Records for this exercise:
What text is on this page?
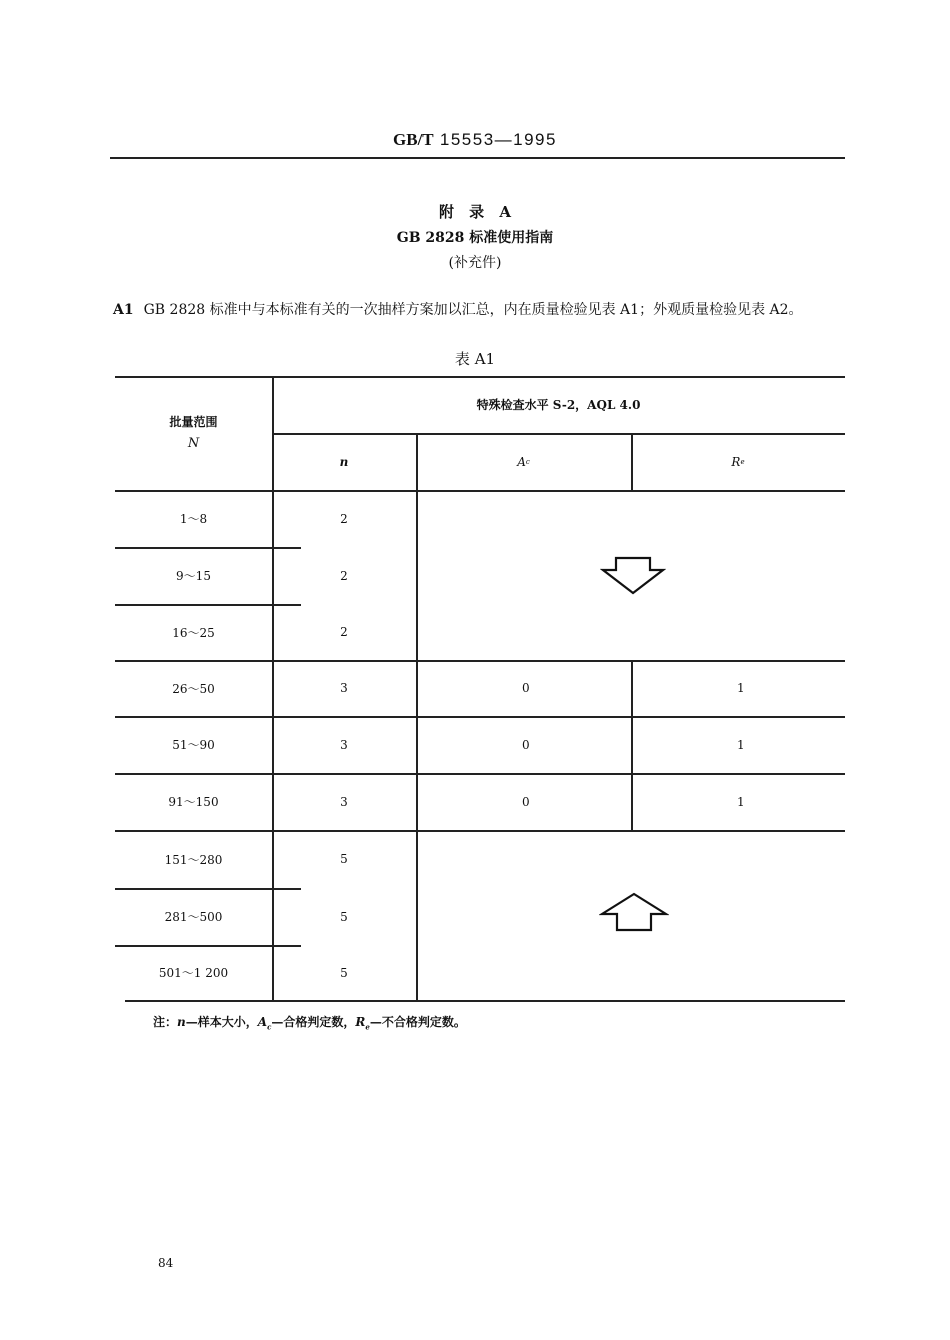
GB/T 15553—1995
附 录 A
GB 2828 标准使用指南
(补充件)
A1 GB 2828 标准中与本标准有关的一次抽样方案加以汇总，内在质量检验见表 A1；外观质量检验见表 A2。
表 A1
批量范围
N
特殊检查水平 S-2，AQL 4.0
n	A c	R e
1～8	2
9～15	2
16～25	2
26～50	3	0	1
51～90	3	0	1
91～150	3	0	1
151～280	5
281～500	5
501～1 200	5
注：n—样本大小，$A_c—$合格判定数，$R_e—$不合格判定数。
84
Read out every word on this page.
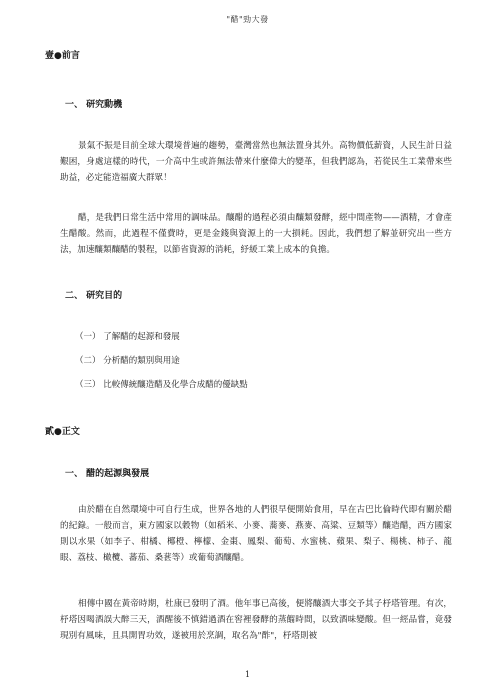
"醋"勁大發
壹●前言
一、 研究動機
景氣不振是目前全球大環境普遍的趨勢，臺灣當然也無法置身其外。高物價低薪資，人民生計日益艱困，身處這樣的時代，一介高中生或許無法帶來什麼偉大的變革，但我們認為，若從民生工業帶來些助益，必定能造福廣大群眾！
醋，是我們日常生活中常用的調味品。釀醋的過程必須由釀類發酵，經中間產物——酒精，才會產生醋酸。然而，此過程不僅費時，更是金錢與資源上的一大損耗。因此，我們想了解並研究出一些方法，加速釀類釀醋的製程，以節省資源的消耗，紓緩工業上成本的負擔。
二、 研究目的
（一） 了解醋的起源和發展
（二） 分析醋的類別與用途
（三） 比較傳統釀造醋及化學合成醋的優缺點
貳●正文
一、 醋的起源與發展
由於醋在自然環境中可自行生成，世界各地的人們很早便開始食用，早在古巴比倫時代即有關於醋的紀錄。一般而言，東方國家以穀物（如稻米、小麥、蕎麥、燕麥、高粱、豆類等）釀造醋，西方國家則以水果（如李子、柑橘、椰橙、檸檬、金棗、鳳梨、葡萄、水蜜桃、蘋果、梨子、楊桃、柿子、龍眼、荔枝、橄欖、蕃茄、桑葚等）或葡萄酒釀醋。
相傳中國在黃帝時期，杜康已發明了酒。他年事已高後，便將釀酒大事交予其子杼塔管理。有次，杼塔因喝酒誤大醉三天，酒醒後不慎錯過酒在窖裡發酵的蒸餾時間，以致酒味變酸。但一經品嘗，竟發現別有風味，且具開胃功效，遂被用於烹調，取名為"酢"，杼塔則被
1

What is needed:
Quote each line of the listing exactly, but leave the pictures out.

Answer to this task:
What text is on this page?
GB/T 15553—1995
附 录 A
GB 2828 标准使用指南
(补充件)
A1 GB 2828 标准中与本标准有关的一次抽样方案加以汇总，内在质量检验见表 A1；外观质量检验见表 A2。
表 A1
批量范围
N
特殊检查水平 S-2，AQL 4.0
n	A c	R e
1～8	2
9～15	2
16～25	2
26～50	3	0	1
51～90	3	0	1
91～150	3	0	1
151～280	5
281～500	5
501～1 200	5
注：n—样本大小，$A_c—$合格判定数，$R_e—$不合格判定数。
84
Read out every word on this page.
"醋"勁大發
壹●前言
一、 研究動機
景氣不振是目前全球大環境普遍的趨勢，臺灣當然也無法置身其外。高物價低薪資，人民生計日益艱困，身處這樣的時代，一介高中生或許無法帶來什麼偉大的變革，但我們認為，若從民生工業帶來些助益，必定能造福廣大群眾！
醋，是我們日常生活中常用的調味品。釀醋的過程必須由釀類發酵，經中間產物——酒精，才會產生醋酸。然而，此過程不僅費時，更是金錢與資源上的一大損耗。因此，我們想了解並研究出一些方法，加速釀類釀醋的製程，以節省資源的消耗，紓緩工業上成本的負擔。
二、 研究目的
（一） 了解醋的起源和發展
（二） 分析醋的類別與用途
（三） 比較傳統釀造醋及化學合成醋的優缺點
貳●正文
一、 醋的起源與發展
由於醋在自然環境中可自行生成，世界各地的人們很早便開始食用，早在古巴比倫時代即有關於醋的紀錄。一般而言，東方國家以穀物（如稻米、小麥、蕎麥、燕麥、高粱、豆類等）釀造醋，西方國家則以水果（如李子、柑橘、椰橙、檸檬、金棗、鳳梨、葡萄、水蜜桃、蘋果、梨子、楊桃、柿子、龍眼、荔枝、橄欖、蕃茄、桑葚等）或葡萄酒釀醋。
相傳中國在黃帝時期，杜康已發明了酒。他年事已高後，便將釀酒大事交予其子杼塔管理。有次，杼塔因喝酒誤大醉三天，酒醒後不慎錯過酒在窖裡發酵的蒸餾時間，以致酒味變酸。但一經品嘗，竟發現別有風味，且具開胃功效，遂被用於烹調，取名為"酢"，杼塔則被
1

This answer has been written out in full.